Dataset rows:

--- Start ---

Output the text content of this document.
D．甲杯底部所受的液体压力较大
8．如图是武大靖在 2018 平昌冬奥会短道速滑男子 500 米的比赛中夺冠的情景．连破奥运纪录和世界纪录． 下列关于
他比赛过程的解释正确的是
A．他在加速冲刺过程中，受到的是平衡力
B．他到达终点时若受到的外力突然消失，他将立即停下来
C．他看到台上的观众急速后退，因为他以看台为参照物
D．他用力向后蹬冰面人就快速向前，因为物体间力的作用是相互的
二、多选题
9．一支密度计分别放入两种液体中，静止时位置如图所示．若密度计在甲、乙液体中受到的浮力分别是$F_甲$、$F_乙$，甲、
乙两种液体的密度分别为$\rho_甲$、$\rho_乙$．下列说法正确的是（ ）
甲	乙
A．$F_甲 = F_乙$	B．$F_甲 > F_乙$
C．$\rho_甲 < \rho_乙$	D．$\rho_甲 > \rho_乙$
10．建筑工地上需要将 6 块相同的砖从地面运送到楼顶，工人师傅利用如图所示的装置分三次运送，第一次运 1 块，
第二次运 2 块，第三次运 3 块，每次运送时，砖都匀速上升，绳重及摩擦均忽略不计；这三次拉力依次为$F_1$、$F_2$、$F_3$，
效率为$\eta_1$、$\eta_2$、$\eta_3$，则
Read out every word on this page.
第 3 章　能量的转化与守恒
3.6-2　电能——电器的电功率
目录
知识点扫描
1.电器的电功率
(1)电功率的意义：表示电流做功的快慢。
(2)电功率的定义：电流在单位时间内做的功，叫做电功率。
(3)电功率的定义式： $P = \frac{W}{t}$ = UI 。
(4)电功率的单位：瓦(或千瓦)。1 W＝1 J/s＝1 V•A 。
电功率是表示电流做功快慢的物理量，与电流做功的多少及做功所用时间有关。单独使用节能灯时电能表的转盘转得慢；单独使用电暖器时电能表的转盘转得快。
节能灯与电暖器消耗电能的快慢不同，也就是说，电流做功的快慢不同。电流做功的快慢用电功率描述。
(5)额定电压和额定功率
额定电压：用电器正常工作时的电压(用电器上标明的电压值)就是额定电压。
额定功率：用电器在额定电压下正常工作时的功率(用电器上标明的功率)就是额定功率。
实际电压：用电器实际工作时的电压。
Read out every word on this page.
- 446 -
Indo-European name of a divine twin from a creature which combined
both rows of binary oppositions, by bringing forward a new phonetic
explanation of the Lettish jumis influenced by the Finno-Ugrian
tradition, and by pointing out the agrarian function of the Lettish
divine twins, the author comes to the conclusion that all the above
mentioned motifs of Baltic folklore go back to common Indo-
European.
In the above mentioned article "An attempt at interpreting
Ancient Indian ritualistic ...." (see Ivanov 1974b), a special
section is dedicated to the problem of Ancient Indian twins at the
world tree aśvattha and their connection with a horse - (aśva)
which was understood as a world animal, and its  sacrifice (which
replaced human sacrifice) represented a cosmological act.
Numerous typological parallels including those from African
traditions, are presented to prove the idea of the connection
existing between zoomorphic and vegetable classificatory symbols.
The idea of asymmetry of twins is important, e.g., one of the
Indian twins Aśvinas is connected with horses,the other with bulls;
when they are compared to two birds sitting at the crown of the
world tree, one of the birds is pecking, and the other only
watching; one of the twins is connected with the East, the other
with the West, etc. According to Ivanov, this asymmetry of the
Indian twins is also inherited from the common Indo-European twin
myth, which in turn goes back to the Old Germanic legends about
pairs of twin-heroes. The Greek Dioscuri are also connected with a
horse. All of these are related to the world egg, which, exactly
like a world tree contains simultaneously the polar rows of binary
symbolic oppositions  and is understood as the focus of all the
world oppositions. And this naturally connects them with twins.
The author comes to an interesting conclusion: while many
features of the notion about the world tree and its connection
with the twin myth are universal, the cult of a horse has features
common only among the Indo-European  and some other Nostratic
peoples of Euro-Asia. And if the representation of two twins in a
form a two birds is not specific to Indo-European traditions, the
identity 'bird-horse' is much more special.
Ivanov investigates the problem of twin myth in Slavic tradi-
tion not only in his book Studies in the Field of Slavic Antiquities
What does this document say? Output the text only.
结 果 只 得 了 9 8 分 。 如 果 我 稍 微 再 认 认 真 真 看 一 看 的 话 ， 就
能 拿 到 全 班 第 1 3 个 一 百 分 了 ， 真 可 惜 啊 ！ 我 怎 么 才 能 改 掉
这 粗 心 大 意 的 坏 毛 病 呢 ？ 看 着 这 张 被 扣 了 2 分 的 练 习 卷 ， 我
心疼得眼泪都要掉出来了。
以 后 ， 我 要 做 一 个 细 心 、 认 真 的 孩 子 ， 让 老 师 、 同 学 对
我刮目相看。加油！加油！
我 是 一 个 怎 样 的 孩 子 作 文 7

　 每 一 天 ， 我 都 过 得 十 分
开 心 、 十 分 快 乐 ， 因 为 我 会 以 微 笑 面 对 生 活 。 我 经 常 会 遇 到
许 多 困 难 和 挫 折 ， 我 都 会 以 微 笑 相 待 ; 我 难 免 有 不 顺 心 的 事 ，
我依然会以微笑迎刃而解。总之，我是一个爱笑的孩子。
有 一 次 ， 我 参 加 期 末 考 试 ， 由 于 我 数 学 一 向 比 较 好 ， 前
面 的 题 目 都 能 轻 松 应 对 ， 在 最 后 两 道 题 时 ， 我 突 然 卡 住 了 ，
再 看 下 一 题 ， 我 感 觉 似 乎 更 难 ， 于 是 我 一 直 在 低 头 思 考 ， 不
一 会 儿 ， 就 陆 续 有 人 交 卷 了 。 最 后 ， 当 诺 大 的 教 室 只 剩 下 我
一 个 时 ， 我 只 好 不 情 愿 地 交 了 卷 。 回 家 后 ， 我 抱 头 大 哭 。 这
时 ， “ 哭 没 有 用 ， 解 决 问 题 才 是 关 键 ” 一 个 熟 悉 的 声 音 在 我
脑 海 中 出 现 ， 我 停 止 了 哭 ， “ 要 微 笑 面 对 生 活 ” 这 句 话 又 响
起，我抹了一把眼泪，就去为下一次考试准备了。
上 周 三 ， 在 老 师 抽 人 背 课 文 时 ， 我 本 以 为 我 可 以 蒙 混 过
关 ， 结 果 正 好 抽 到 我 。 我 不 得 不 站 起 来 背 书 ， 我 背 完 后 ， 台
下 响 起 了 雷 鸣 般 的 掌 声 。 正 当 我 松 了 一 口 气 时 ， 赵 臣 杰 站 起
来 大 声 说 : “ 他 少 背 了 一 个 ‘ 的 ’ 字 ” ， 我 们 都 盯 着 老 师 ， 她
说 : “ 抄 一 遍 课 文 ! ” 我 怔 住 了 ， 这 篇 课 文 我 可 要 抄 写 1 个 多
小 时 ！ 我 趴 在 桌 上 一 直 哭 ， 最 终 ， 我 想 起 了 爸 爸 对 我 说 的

--- End ---

Identify the lines that hold the word "birds". Copy every one of them.

when they are compared to two birds sitting at the crown of the
world tree, one of the birds is pecking, and the other only
form a two birds is not specific to Indo-European traditions, the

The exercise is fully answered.